What you will do:
**a)** In the text on limb length in gastric bypass, rewrite the paragraph beginning "Weight loss after RYGB" as a short list of its main points.
**b)** Proceed with the text on limb length in gastric bypass, picking up after its last sentence.

*** Page text Section Begins ***

Biliopancreatic Limb Length as a Potential Key Factor in Superior Glycemic Outcomes After Roux-en-Y Gastric Bypass in Patients With Type 2 Diabetes: A Meta-Analysis

Compared with medications and lifestyle modifications, metabolic surgery is superior for controlling type 2 diabetes (1,2). Metabolic surgery is recommended for patients with obesity and type 2 diabetes according to clinical guidelines (3). Roux-en-Y gastric bypass (RYGB) is one of the most effective metabolic surgery procedures for glycemic control and is considered the gold standard for type 2 diabetes surgical treatment (4). The main characteristic of RYGB is the creation of bypass limbs of the foregut, consisting of a biliopancreatic limb (BP limb) and a Roux limb and presumed to be an important factor for postoperative glycemic control (5). However, there is a paucity of literature on determining the optimal length of each limb for improved glycemic control. Consequently, the lengths of each limb used by surgeons vary widely, from 10 cm to 250 cm (6). Considering that bariatric surgery has evolved into metabolic surgery, which is primarily intended for type 2 diabetes control, it is imperative to investigate whether there are ideal limb lengths in RYGB for improved glycemic outcomes.

Weight loss after RYGB is a possible mechanism underlying postoperative glycemic control (5,7). In addition, exclusion of the foregut from nutrient transit in itself results in weight loss–independent glucose-lowering effects (8,9). Although the lengths of the BP limb and Roux limb are expected to affect the glucose metabolism, glycemic outcomes of various BP or Roux limb lengths after RYGB have not been well studied. Uncovering the differential effects of BP and Roux limb lengths in RYGB on glycemic control may spur efforts to find the optimal length for each limb and could suggest novel hypotheses to explain the mechanisms underlying glycemic control after RYGB.

In this study, we performed a systematic review and meta-analysis to investigate how the lengths of the BP and Roux limbs in RYGB differentially affect postoperative glycemic outcomes in patients with obesity and type 2 diabetes and to suggest optimal BP and Roux limb lengths to improve postoperative glycemic outcomes.

This study was performed and reported based on the Preferred Reporting Items for Systematic Review and Meta-Analyses (PRISMA) 2009 statement (10). The protocol was registered in the International prospective register of systematic reviews (PROSPERO) (reg. no. 288612). This study was approved by the Institutional Review Board of Korea University Anam Hospital, Seoul, South Korea (no. 2022AN0157).

PubMed, Embase, and the Cochrane Library databases were searched from their inception to 1 October 2021 for relevant studies. The search terms used, with adaptation for each database, and the full search strategy for each database are listed in Supplementary Table 1.

The following studies were included: studies of patients with type 2 diabetes who underwent RYGB with or without other study arms, studies with the lengths of the BP and Roux limb specified, and studies with the glycemic outcomes (e.g., glycemic status defined in terms of remission or improvement) after RYGB presented as rates of patients, primary or secondary outcomes, or with data allowing calculation of the rates of patients achieving each study-specific glycemic outcome. The exclusion criteria were as follows: studies with undefined glycemic outcome (e.g., type 2 diabetes remission or improvement); studies on adolescents or pregnant women; studies with patients’ baseline BMI <35 kg/m²; studies on gastric onco-metabolic surgeries, which are intended to improve type 2 diabetes; studies on revision RYGB after initial bariatric surgery; and case reports, reviews, and editorials and studies not written in English. When studies with overlapping subjects were identified, we chose the studies with more comprehensive data, according to consensus.

*** Page text Section Ends ***
*** Record excerpts Section Begins ***

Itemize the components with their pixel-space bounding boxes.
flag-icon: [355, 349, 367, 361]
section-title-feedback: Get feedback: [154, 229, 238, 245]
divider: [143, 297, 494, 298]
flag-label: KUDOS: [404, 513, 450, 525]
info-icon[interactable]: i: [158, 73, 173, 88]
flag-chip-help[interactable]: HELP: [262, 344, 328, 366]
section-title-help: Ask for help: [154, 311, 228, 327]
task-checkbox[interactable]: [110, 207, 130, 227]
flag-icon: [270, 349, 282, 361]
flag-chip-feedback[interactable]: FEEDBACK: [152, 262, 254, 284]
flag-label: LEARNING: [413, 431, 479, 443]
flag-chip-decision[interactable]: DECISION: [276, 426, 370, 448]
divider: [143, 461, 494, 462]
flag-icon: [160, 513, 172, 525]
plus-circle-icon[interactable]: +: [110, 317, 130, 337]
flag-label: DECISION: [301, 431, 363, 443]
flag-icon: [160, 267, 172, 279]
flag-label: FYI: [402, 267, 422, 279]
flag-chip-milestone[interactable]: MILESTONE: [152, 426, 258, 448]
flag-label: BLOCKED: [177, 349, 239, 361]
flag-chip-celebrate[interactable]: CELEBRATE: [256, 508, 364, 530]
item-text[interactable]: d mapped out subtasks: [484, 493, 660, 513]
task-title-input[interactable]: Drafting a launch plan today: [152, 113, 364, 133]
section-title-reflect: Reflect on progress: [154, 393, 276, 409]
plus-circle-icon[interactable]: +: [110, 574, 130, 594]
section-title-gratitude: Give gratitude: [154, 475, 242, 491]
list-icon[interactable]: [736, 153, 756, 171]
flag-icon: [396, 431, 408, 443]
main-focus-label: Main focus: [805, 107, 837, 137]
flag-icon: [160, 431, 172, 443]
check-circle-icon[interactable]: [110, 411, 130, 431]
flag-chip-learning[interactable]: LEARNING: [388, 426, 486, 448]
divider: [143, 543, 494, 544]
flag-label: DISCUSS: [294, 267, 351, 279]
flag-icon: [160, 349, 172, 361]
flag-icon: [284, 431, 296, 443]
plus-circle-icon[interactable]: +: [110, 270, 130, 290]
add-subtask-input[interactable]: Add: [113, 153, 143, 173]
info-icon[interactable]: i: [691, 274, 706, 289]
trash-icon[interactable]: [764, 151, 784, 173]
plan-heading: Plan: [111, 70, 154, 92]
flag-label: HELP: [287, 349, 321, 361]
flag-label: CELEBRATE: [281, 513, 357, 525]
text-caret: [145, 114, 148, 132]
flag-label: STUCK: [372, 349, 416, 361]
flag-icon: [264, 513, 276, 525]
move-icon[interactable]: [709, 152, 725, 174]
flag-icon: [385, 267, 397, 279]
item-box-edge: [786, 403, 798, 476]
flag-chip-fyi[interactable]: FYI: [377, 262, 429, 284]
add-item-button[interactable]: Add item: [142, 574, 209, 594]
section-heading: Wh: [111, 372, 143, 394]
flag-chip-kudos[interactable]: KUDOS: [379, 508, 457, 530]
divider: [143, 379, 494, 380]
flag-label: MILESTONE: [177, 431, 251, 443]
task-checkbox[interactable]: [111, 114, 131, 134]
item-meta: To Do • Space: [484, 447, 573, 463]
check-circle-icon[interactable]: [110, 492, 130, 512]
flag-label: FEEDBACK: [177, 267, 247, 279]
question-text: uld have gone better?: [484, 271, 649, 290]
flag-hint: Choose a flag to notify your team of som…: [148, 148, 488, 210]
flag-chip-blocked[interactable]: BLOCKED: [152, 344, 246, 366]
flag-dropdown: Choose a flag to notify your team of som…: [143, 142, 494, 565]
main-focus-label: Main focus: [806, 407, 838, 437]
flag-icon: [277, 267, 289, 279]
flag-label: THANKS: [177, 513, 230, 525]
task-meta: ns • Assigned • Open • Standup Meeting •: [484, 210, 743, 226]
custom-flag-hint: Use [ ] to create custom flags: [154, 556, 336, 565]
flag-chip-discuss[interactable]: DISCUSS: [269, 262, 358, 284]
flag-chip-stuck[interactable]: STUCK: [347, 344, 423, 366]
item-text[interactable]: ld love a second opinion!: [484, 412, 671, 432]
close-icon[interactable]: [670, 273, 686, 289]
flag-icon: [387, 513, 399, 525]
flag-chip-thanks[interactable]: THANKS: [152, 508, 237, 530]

*** Record excerpts Section Ends ***

Answers by item number:
**a)**
- Weight loss after RYGB may be one mechanism behind postoperative glycemic control.
- Excluding the foregut from nutrient transit lowers glucose on its own, independent of weight loss.
- The lengths of the BP limb and Roux limb are expected to affect glucose metabolism. However, glycemic outcomes for different lengths after RYGB have not been well studied.
- Uncovering how the two limb lengths differently affect glycemic control could spur efforts to find the optimal length for each limb. It could also suggest new hypotheses about how glycemic control works after RYGB.

**b)**
Two authors (Y.K. and S.L.) independently assessed the eligibility of all studies retrieved from the electronic literature search, based on titles and abstracts. The screened studies were subjected to full-text review and evaluation. Disagreements between authors were resolved by discussion for consensus.

Two independent authors (Y.K. and S.L.) extracted the following data: first author’s name, the year of publication, study location, study design, length of BP and Roux limb (in centimeters), rate and definition of glycemic outcome (e.g., remission or improvement) after RYGB, baseline age, baseline BMI, sex, number of study participants, baseline glycated hemoglobin (HbA_1c), baseline fasting plasma glucose (FPG), percentage excess weight loss (%EWL), and duration of type 2 diabetes. We assessed the risk of bias and study quality using the Newcastle-Ottawa Scale (11).

We performed meta-analyses using two different definitions of glycemic outcomes: remission and improvement. We defined “type 2 diabetes remission” as HbA_1c <6.0% and FPG <100 mg/dL for at least 1 year, without antidiabetes medication (12). We also defined “type 2 diabetes improvement” as a reduction in HbA_1c, FPG, or number or doses of antidiabetes medications, including type 2 diabetes remission. Regardless of the specific terms used in each study, we classified studies into categories of type 2 diabetes remission or improvement based on our definition.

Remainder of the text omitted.